### Short task
Copy each line exactly.

### Extracted material
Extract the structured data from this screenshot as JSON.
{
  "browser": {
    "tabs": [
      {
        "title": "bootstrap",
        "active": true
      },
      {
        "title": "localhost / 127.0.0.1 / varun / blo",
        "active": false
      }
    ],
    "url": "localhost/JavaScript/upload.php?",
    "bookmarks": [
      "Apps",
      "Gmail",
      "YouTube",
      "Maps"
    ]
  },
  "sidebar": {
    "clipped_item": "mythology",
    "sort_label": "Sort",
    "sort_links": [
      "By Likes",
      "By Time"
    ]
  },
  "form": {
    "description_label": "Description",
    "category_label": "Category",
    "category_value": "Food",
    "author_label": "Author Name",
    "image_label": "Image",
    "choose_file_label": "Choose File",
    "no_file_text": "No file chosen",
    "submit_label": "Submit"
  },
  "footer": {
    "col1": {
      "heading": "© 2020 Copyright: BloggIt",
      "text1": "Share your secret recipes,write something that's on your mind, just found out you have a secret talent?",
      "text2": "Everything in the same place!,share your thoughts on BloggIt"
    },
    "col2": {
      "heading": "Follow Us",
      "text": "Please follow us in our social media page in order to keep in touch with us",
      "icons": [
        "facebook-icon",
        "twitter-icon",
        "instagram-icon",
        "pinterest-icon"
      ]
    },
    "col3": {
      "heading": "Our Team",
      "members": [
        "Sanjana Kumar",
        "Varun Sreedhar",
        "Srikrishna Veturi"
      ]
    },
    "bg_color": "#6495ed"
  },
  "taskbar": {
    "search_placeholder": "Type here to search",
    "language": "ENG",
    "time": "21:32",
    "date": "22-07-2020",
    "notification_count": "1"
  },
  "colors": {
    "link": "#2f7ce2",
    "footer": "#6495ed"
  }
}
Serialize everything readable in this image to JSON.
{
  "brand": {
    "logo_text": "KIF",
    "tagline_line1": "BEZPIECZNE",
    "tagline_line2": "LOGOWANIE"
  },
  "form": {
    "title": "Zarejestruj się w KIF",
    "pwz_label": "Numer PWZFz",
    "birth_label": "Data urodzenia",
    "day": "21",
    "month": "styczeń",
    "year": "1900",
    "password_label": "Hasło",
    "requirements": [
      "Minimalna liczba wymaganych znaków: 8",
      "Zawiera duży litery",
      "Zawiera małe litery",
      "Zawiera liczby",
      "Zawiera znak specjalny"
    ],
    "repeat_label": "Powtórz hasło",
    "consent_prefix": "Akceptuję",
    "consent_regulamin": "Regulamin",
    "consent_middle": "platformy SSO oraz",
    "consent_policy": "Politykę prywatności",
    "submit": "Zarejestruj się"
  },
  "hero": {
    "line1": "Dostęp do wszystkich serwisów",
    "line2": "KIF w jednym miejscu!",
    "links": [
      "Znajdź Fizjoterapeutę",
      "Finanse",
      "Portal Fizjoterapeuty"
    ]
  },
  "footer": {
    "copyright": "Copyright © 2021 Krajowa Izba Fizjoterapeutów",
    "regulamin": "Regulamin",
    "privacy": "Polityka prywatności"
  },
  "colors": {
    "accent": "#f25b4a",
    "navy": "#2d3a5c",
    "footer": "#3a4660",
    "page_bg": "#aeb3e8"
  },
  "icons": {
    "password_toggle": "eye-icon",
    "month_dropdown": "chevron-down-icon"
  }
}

### Worked solution
Extract the structured data from this screenshot as JSON.
{
  "browser": {
    "tabs": [
      {
        "title": "bootstrap",
        "active": true
      },
      {
        "title": "localhost / 127.0.0.1 / varun / blo",
        "active": false
      }
    ],
    "url": "localhost/JavaScript/upload.php?",
    "bookmarks": [
      "Apps",
      "Gmail",
      "YouTube",
      "Maps"
    ]
  },
  "sidebar": {
    "clipped_item": "mythology",
    "sort_label": "Sort",
    "sort_links": [
      "By Likes",
      "By Time"
    ]
  },
  "form": {
    "description_label": "Description",
    "category_label": "Category",
    "category_value": "Food",
    "author_label": "Author Name",
    "image_label": "Image",
    "choose_file_label": "Choose File",
    "no_file_text": "No file chosen",
    "submit_label": "Submit"
  },
  "footer": {
    "col1": {
      "heading": "© 2020 Copyright: BloggIt",
      "text1": "Share your secret recipes,write something that's on your mind, just found out you have a secret talent?",
      "text2": "Everything in the same place!,share your thoughts on BloggIt"
    },
    "col2": {
      "heading": "Follow Us",
      "text": "Please follow us in our social media page in order to keep in touch with us",
      "icons": [
        "facebook-icon",
        "twitter-icon",
        "instagram-icon",
        "pinterest-icon"
      ]
    },
    "col3": {
      "heading": "Our Team",
      "members": [
        "Sanjana Kumar",
        "Varun Sreedhar",
        "Srikrishna Veturi"
      ]
    },
    "bg_color": "#6495ed"
  },
  "taskbar": {
    "search_placeholder": "Type here to search",
    "language": "ENG",
    "time": "21:32",
    "date": "22-07-2020",
    "notification_count": "1"
  },
  "colors": {
    "link": "#2f7ce2",
    "footer": "#6495ed"
  }
}
Serialize everything readable in this image to JSON.
{
  "brand": {
    "logo_text": "KIF",
    "tagline_line1": "BEZPIECZNE",
    "tagline_line2": "LOGOWANIE"
  },
  "form": {
    "title": "Zarejestruj się w KIF",
    "pwz_label": "Numer PWZFz",
    "birth_label": "Data urodzenia",
    "day": "21",
    "month": "styczeń",
    "year": "1900",
    "password_label": "Hasło",
    "requirements": [
      "Minimalna liczba wymaganych znaków: 8",
      "Zawiera duży litery",
      "Zawiera małe litery",
      "Zawiera liczby",
      "Zawiera znak specjalny"
    ],
    "repeat_label": "Powtórz hasło",
    "consent_prefix": "Akceptuję",
    "consent_regulamin": "Regulamin",
    "consent_middle": "platformy SSO oraz",
    "consent_policy": "Politykę prywatności",
    "submit": "Zarejestruj się"
  },
  "hero": {
    "line1": "Dostęp do wszystkich serwisów",
    "line2": "KIF w jednym miejscu!",
    "links": [
      "Znajdź Fizjoterapeutę",
      "Finanse",
      "Portal Fizjoterapeuty"
    ]
  },
  "footer": {
    "copyright": "Copyright © 2021 Krajowa Izba Fizjoterapeutów",
    "regulamin": "Regulamin",
    "privacy": "Polityka prywatności"
  },
  "colors": {
    "accent": "#f25b4a",
    "navy": "#2d3a5c",
    "footer": "#3a4660",
    "page_bg": "#aeb3e8"
  },
  "icons": {
    "password_toggle": "eye-icon",
    "month_dropdown": "chevron-down-icon"
  }
}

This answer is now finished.